──────── STORED RECORDS

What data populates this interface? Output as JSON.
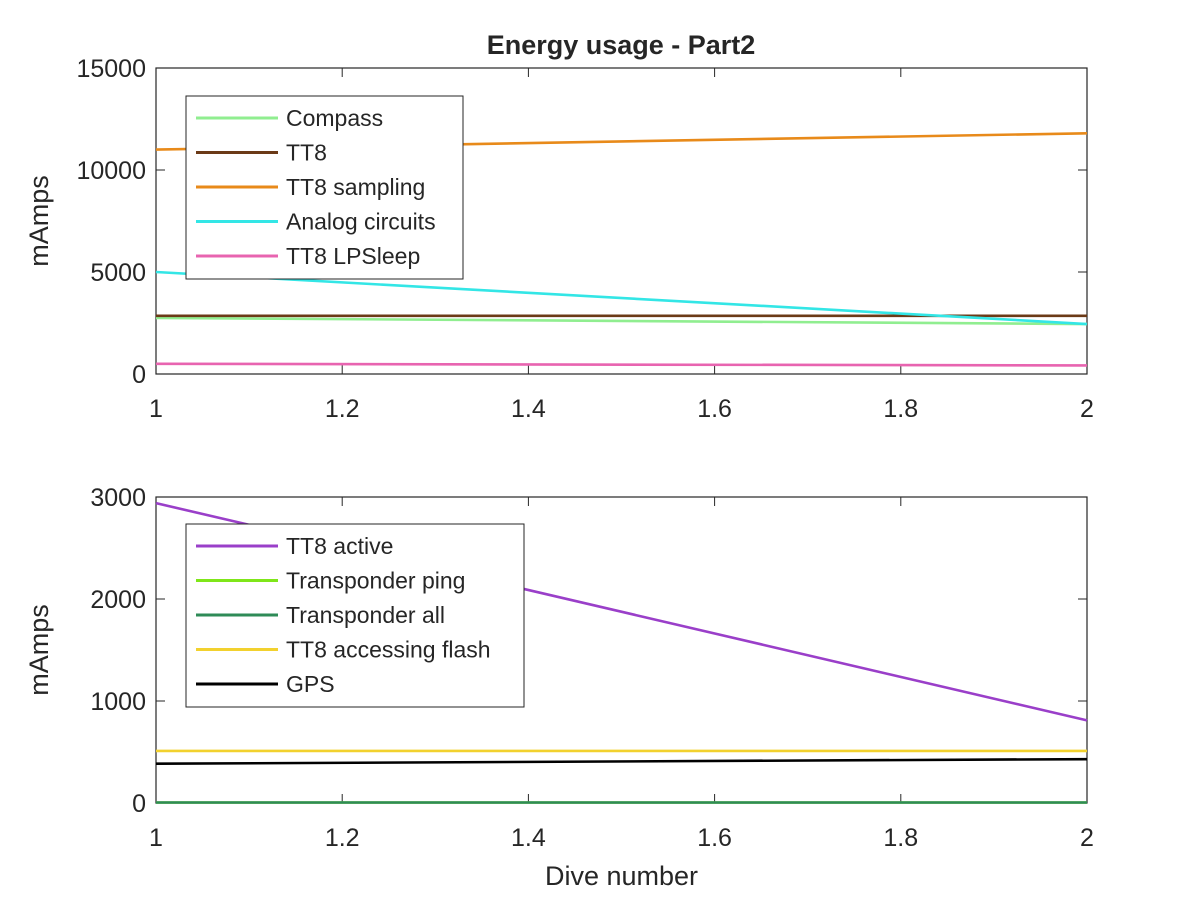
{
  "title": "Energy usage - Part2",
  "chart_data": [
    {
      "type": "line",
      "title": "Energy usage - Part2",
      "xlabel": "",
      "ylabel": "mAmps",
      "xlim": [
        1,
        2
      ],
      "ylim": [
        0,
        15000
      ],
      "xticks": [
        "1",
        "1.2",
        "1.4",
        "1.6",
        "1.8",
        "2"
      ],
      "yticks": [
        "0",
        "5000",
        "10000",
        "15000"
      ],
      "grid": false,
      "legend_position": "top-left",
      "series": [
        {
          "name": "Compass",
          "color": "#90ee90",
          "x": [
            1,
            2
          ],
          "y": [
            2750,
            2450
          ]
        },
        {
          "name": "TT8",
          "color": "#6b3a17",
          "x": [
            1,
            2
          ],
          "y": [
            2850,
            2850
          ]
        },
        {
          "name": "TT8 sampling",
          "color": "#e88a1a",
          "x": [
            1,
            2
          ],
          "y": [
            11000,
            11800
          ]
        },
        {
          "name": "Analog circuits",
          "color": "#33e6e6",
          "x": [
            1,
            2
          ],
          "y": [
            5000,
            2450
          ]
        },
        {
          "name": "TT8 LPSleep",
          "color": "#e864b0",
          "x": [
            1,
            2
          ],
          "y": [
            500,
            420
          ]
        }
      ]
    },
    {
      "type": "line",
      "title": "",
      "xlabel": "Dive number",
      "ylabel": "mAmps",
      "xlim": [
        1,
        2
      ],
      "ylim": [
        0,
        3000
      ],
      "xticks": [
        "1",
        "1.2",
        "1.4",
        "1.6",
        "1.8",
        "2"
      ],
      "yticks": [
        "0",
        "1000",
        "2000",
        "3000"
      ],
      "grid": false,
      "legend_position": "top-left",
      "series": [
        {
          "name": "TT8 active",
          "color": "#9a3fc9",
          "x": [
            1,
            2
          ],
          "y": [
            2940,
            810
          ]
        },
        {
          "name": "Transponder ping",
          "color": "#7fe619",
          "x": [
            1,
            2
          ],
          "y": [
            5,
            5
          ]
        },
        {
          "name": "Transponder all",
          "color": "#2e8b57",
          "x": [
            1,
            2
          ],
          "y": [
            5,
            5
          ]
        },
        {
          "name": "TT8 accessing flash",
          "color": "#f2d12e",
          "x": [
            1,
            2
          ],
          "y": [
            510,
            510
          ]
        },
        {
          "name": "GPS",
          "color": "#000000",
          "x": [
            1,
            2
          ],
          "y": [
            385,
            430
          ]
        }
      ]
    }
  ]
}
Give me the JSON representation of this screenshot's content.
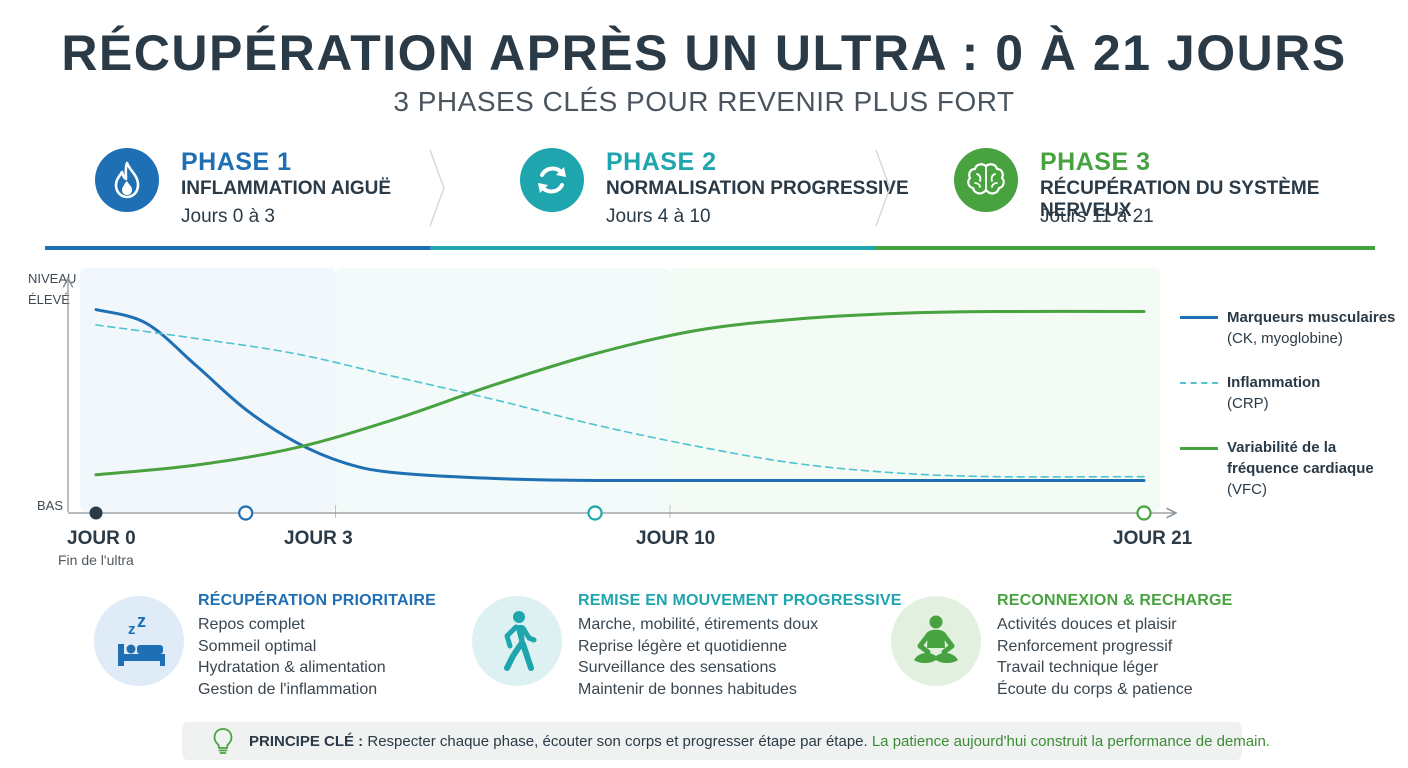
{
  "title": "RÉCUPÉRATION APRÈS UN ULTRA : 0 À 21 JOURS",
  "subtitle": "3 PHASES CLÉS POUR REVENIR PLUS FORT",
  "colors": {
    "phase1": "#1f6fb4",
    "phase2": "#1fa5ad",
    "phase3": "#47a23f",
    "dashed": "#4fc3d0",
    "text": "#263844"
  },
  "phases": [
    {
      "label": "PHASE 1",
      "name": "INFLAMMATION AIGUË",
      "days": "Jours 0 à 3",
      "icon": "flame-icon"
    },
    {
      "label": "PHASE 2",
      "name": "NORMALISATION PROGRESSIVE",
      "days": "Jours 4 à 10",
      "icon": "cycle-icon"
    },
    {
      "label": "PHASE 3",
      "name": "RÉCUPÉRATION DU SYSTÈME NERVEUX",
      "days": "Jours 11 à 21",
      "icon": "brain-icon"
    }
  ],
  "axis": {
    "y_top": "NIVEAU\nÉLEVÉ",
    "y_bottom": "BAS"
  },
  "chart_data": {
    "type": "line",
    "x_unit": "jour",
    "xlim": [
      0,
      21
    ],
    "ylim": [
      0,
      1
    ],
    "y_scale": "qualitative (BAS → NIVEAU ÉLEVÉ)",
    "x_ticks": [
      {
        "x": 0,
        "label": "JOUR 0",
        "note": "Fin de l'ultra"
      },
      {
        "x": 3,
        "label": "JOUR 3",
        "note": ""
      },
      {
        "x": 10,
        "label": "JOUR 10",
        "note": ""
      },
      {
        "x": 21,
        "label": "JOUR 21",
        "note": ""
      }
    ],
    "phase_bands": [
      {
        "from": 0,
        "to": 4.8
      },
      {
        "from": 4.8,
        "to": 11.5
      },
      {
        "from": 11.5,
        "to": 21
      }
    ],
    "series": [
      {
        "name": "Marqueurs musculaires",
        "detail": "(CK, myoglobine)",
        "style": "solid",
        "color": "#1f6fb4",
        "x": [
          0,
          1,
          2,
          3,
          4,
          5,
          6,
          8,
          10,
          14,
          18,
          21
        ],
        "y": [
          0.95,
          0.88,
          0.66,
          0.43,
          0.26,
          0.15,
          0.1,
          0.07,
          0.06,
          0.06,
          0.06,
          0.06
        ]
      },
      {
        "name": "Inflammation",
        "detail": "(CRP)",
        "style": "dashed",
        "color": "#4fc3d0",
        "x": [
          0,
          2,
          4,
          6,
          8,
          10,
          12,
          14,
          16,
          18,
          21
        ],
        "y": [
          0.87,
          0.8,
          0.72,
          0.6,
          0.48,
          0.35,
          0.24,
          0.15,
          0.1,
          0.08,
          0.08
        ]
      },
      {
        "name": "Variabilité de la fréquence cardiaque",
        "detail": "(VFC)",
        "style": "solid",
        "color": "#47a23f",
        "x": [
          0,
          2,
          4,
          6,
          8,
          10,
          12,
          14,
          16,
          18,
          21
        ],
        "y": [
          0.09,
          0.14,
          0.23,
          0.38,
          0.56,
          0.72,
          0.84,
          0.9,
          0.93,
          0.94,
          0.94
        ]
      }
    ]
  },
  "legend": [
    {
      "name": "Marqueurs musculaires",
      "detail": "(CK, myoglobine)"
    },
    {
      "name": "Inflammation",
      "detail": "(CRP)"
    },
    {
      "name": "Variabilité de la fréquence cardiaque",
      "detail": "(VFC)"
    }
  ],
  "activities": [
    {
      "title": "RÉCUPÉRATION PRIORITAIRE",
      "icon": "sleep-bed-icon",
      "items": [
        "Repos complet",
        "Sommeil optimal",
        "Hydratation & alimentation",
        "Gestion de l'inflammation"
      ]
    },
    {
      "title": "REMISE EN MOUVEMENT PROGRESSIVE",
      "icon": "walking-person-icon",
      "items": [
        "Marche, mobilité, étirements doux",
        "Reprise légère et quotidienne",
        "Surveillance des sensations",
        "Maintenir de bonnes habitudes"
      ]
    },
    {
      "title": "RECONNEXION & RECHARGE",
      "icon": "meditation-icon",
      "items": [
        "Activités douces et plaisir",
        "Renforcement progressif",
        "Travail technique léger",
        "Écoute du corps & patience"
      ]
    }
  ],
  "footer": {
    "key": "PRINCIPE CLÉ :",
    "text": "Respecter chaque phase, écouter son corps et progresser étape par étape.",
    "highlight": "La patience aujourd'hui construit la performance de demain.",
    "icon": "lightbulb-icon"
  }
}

────────────────

- [STATED EXERCISE]:
Without the pictures, print the whole listing exactly as given.

- [EXPECTED OUTPUT]:
What data populates this interface? Output as JSON.
{
  "title": "Energy usage - Part2",
  "chart_data": [
    {
      "type": "line",
      "title": "Energy usage - Part2",
      "xlabel": "",
      "ylabel": "mAmps",
      "xlim": [
        1,
        2
      ],
      "ylim": [
        0,
        15000
      ],
      "xticks": [
        "1",
        "1.2",
        "1.4",
        "1.6",
        "1.8",
        "2"
      ],
      "yticks": [
        "0",
        "5000",
        "10000",
        "15000"
      ],
      "grid": false,
      "legend_position": "top-left",
      "series": [
        {
          "name": "Compass",
          "color": "#90ee90",
          "x": [
            1,
            2
          ],
          "y": [
            2750,
            2450
          ]
        },
        {
          "name": "TT8",
          "color": "#6b3a17",
          "x": [
            1,
            2
          ],
          "y": [
            2850,
            2850
          ]
        },
        {
          "name": "TT8 sampling",
          "color": "#e88a1a",
          "x": [
            1,
            2
          ],
          "y": [
            11000,
            11800
          ]
        },
        {
          "name": "Analog circuits",
          "color": "#33e6e6",
          "x": [
            1,
            2
          ],
          "y": [
            5000,
            2450
          ]
        },
        {
          "name": "TT8 LPSleep",
          "color": "#e864b0",
          "x": [
            1,
            2
          ],
          "y": [
            500,
            420
          ]
        }
      ]
    },
    {
      "type": "line",
      "title": "",
      "xlabel": "Dive number",
      "ylabel": "mAmps",
      "xlim": [
        1,
        2
      ],
      "ylim": [
        0,
        3000
      ],
      "xticks": [
        "1",
        "1.2",
        "1.4",
        "1.6",
        "1.8",
        "2"
      ],
      "yticks": [
        "0",
        "1000",
        "2000",
        "3000"
      ],
      "grid": false,
      "legend_position": "top-left",
      "series": [
        {
          "name": "TT8 active",
          "color": "#9a3fc9",
          "x": [
            1,
            2
          ],
          "y": [
            2940,
            810
          ]
        },
        {
          "name": "Transponder ping",
          "color": "#7fe619",
          "x": [
            1,
            2
          ],
          "y": [
            5,
            5
          ]
        },
        {
          "name": "Transponder all",
          "color": "#2e8b57",
          "x": [
            1,
            2
          ],
          "y": [
            5,
            5
          ]
        },
        {
          "name": "TT8 accessing flash",
          "color": "#f2d12e",
          "x": [
            1,
            2
          ],
          "y": [
            510,
            510
          ]
        },
        {
          "name": "GPS",
          "color": "#000000",
          "x": [
            1,
            2
          ],
          "y": [
            385,
            430
          ]
        }
      ]
    }
  ]
}
Give me the JSON representation of this screenshot's content.
{
  "title": "RÉCUPÉRATION APRÈS UN ULTRA : 0 À 21 JOURS",
  "subtitle": "3 PHASES CLÉS POUR REVENIR PLUS FORT",
  "colors": {
    "phase1": "#1f6fb4",
    "phase2": "#1fa5ad",
    "phase3": "#47a23f",
    "dashed": "#4fc3d0",
    "text": "#263844"
  },
  "phases": [
    {
      "label": "PHASE 1",
      "name": "INFLAMMATION AIGUË",
      "days": "Jours 0 à 3",
      "icon": "flame-icon"
    },
    {
      "label": "PHASE 2",
      "name": "NORMALISATION PROGRESSIVE",
      "days": "Jours 4 à 10",
      "icon": "cycle-icon"
    },
    {
      "label": "PHASE 3",
      "name": "RÉCUPÉRATION DU SYSTÈME NERVEUX",
      "days": "Jours 11 à 21",
      "icon": "brain-icon"
    }
  ],
  "axis": {
    "y_top": "NIVEAU\nÉLEVÉ",
    "y_bottom": "BAS"
  },
  "chart_data": {
    "type": "line",
    "x_unit": "jour",
    "xlim": [
      0,
      21
    ],
    "ylim": [
      0,
      1
    ],
    "y_scale": "qualitative (BAS → NIVEAU ÉLEVÉ)",
    "x_ticks": [
      {
        "x": 0,
        "label": "JOUR 0",
        "note": "Fin de l'ultra"
      },
      {
        "x": 3,
        "label": "JOUR 3",
        "note": ""
      },
      {
        "x": 10,
        "label": "JOUR 10",
        "note": ""
      },
      {
        "x": 21,
        "label": "JOUR 21",
        "note": ""
      }
    ],
    "phase_bands": [
      {
        "from": 0,
        "to": 4.8
      },
      {
        "from": 4.8,
        "to": 11.5
      },
      {
        "from": 11.5,
        "to": 21
      }
    ],
    "series": [
      {
        "name": "Marqueurs musculaires",
        "detail": "(CK, myoglobine)",
        "style": "solid",
        "color": "#1f6fb4",
        "x": [
          0,
          1,
          2,
          3,
          4,
          5,
          6,
          8,
          10,
          14,
          18,
          21
        ],
        "y": [
          0.95,
          0.88,
          0.66,
          0.43,
          0.26,
          0.15,
          0.1,
          0.07,
          0.06,
          0.06,
          0.06,
          0.06
        ]
      },
      {
        "name": "Inflammation",
        "detail": "(CRP)",
        "style": "dashed",
        "color": "#4fc3d0",
        "x": [
          0,
          2,
          4,
          6,
          8,
          10,
          12,
          14,
          16,
          18,
          21
        ],
        "y": [
          0.87,
          0.8,
          0.72,
          0.6,
          0.48,
          0.35,
          0.24,
          0.15,
          0.1,
          0.08,
          0.08
        ]
      },
      {
        "name": "Variabilité de la fréquence cardiaque",
        "detail": "(VFC)",
        "style": "solid",
        "color": "#47a23f",
        "x": [
          0,
          2,
          4,
          6,
          8,
          10,
          12,
          14,
          16,
          18,
          21
        ],
        "y": [
          0.09,
          0.14,
          0.23,
          0.38,
          0.56,
          0.72,
          0.84,
          0.9,
          0.93,
          0.94,
          0.94
        ]
      }
    ]
  },
  "legend": [
    {
      "name": "Marqueurs musculaires",
      "detail": "(CK, myoglobine)"
    },
    {
      "name": "Inflammation",
      "detail": "(CRP)"
    },
    {
      "name": "Variabilité de la fréquence cardiaque",
      "detail": "(VFC)"
    }
  ],
  "activities": [
    {
      "title": "RÉCUPÉRATION PRIORITAIRE",
      "icon": "sleep-bed-icon",
      "items": [
        "Repos complet",
        "Sommeil optimal",
        "Hydratation & alimentation",
        "Gestion de l'inflammation"
      ]
    },
    {
      "title": "REMISE EN MOUVEMENT PROGRESSIVE",
      "icon": "walking-person-icon",
      "items": [
        "Marche, mobilité, étirements doux",
        "Reprise légère et quotidienne",
        "Surveillance des sensations",
        "Maintenir de bonnes habitudes"
      ]
    },
    {
      "title": "RECONNEXION & RECHARGE",
      "icon": "meditation-icon",
      "items": [
        "Activités douces et plaisir",
        "Renforcement progressif",
        "Travail technique léger",
        "Écoute du corps & patience"
      ]
    }
  ],
  "footer": {
    "key": "PRINCIPE CLÉ :",
    "text": "Respecter chaque phase, écouter son corps et progresser étape par étape.",
    "highlight": "La patience aujourd'hui construit la performance de demain.",
    "icon": "lightbulb-icon"
  }
}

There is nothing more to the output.